### GIVEN TEXT
┄┄┄┄┄┄┄┄┄┄┄┄┄┄┄┄┄┄┄┄
There is apparently lots of folks frustrated that Harry ended up with Ginny and not Hermione.
Still, it's tough to buy Harry's attraction: Ginny likes him and she's, uh, quiet and nice and.... Yeah, after seven books and eight movies, that's all I got. Ginny comes off like a dour Harry Potter fan more than a worthy contender for his romantic interest, let alone his ideal life partner. And Harry — as we'll see three times later in this film — never seems very excited by her. Our hero deserves someone lively, bright and, you know, fun.Why is this so wrong?
- We need heaps of ginger kids, as the Weasleys are the superior family in the series (anybody else have good/surviving parents, heaps of supportive yet funny siblings?). Best way to max the ginger is for both Harry and Hermione to marry into the Weasley clan.
- Which is more icky? Marrying your virtual sister or your best friend's sister? Hmmm.
- I would have been wrong. I predicted the Ginny/Harry relationship very early in the series, impressing even my uber-plot queen/editor wife.
┄┄┄┄┄┄┄┄┄┄┄┄┄┄┄┄┄┄┄┄
Please reproduce, word for word, the stretch of the Harry and Ginny commentary from "There is apparently" through "the Weasley clan.".

### DATA SECTION
┄┄┄┄┄┄┄┄┄┄┄┄┄┄┄┄┄┄┄┄
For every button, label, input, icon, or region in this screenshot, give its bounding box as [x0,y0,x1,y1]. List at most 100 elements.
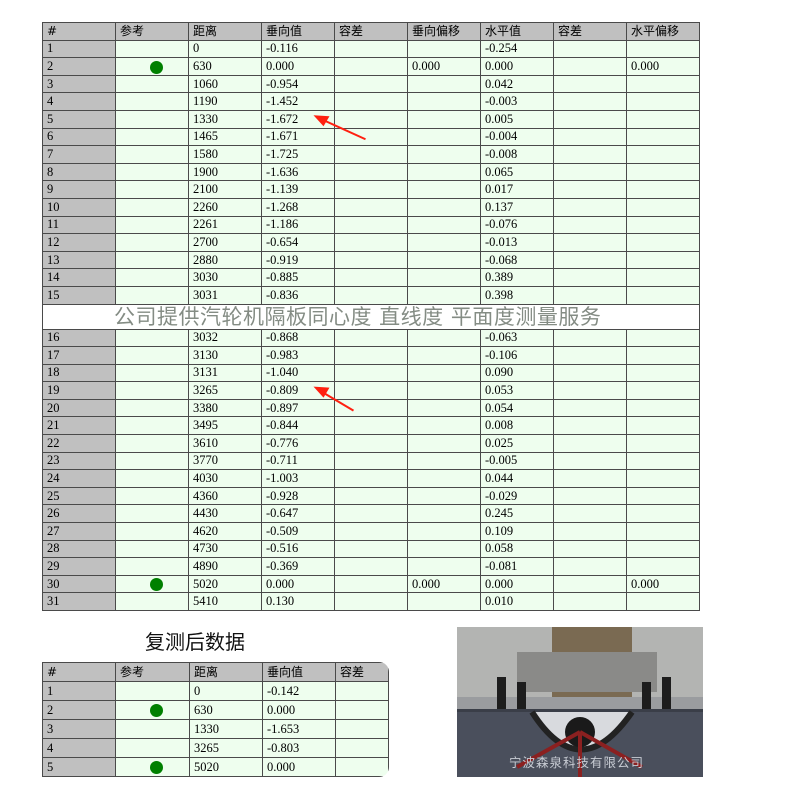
┄┄┄┄┄┄┄┄┄┄┄┄┄┄┄┄┄┄┄┄
### CORRECT ANSWER
There is apparently lots of folks frustrated that Harry ended up with Ginny and not Hermione.
Still, it's tough to buy Harry's attraction: Ginny likes him and she's, uh, quiet and nice and.... Yeah, after seven books and eight movies, that's all I got. Ginny comes off like a dour Harry Potter fan more than a worthy contender for his romantic interest, let alone his ideal life partner. And Harry — as we'll see three times later in this film — never seems very excited by her. Our hero deserves someone lively, bright and, you know, fun.Why is this so wrong?
- We need heaps of ginger kids, as the Weasleys are the superior family in the series (anybody else have good/surviving parents, heaps of supportive yet funny siblings?). Best way to max the ginger is for both Harry and Hermione to marry into the Weasley clan.